====== INPUT MATERIAL

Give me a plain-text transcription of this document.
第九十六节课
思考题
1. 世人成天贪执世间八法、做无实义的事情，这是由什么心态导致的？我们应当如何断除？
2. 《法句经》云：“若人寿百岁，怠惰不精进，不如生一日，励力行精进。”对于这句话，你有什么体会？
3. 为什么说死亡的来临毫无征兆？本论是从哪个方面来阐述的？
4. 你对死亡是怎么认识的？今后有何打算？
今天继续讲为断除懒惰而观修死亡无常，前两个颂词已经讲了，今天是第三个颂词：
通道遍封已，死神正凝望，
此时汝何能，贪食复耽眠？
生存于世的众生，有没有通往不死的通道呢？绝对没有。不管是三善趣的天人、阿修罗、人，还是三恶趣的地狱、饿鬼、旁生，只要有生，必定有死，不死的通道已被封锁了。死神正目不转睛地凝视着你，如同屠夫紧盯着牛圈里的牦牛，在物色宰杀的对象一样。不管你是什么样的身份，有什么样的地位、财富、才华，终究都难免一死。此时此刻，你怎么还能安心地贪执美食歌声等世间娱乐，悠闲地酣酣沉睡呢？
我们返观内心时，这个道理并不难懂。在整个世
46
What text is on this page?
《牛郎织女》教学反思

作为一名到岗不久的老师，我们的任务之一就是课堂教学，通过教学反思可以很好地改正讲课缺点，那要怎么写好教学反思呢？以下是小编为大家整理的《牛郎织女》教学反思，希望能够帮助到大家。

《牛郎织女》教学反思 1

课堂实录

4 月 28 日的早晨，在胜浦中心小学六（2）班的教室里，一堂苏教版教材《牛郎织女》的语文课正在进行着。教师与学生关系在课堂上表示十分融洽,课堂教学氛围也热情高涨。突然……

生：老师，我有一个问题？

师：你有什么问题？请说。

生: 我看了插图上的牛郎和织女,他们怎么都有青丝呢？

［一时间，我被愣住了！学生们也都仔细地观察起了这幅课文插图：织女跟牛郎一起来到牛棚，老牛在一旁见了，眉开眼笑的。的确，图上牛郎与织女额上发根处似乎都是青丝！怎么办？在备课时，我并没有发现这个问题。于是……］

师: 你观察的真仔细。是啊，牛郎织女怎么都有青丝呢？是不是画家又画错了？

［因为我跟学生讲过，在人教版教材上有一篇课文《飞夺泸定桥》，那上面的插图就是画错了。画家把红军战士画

============

## GIVEN REQUEST
Repeat the data precisely, line by line.

## REPLY TO THE TASK
Give me a plain-text transcription of this document.
第九十六节课
思考题
1. 世人成天贪执世间八法、做无实义的事情，这是由什么心态导致的？我们应当如何断除？
2. 《法句经》云：“若人寿百岁，怠惰不精进，不如生一日，励力行精进。”对于这句话，你有什么体会？
3. 为什么说死亡的来临毫无征兆？本论是从哪个方面来阐述的？
4. 你对死亡是怎么认识的？今后有何打算？
今天继续讲为断除懒惰而观修死亡无常，前两个颂词已经讲了，今天是第三个颂词：
通道遍封已，死神正凝望，
此时汝何能，贪食复耽眠？
生存于世的众生，有没有通往不死的通道呢？绝对没有。不管是三善趣的天人、阿修罗、人，还是三恶趣的地狱、饿鬼、旁生，只要有生，必定有死，不死的通道已被封锁了。死神正目不转睛地凝视着你，如同屠夫紧盯着牛圈里的牦牛，在物色宰杀的对象一样。不管你是什么样的身份，有什么样的地位、财富、才华，终究都难免一死。此时此刻，你怎么还能安心地贪执美食歌声等世间娱乐，悠闲地酣酣沉睡呢？
我们返观内心时，这个道理并不难懂。在整个世
46
What text is on this page?
《牛郎织女》教学反思

作为一名到岗不久的老师，我们的任务之一就是课堂教学，通过教学反思可以很好地改正讲课缺点，那要怎么写好教学反思呢？以下是小编为大家整理的《牛郎织女》教学反思，希望能够帮助到大家。

《牛郎织女》教学反思 1

课堂实录

4 月 28 日的早晨，在胜浦中心小学六（2）班的教室里，一堂苏教版教材《牛郎织女》的语文课正在进行着。教师与学生关系在课堂上表示十分融洽,课堂教学氛围也热情高涨。突然……

生：老师，我有一个问题？

师：你有什么问题？请说。

生: 我看了插图上的牛郎和织女,他们怎么都有青丝呢？

［一时间，我被愣住了！学生们也都仔细地观察起了这幅课文插图：织女跟牛郎一起来到牛棚，老牛在一旁见了，眉开眼笑的。的确，图上牛郎与织女额上发根处似乎都是青丝！怎么办？在备课时，我并没有发现这个问题。于是……］

师: 你观察的真仔细。是啊，牛郎织女怎么都有青丝呢？是不是画家又画错了？

［因为我跟学生讲过，在人教版教材上有一篇课文《飞夺泸定桥》，那上面的插图就是画错了。画家把红军战士画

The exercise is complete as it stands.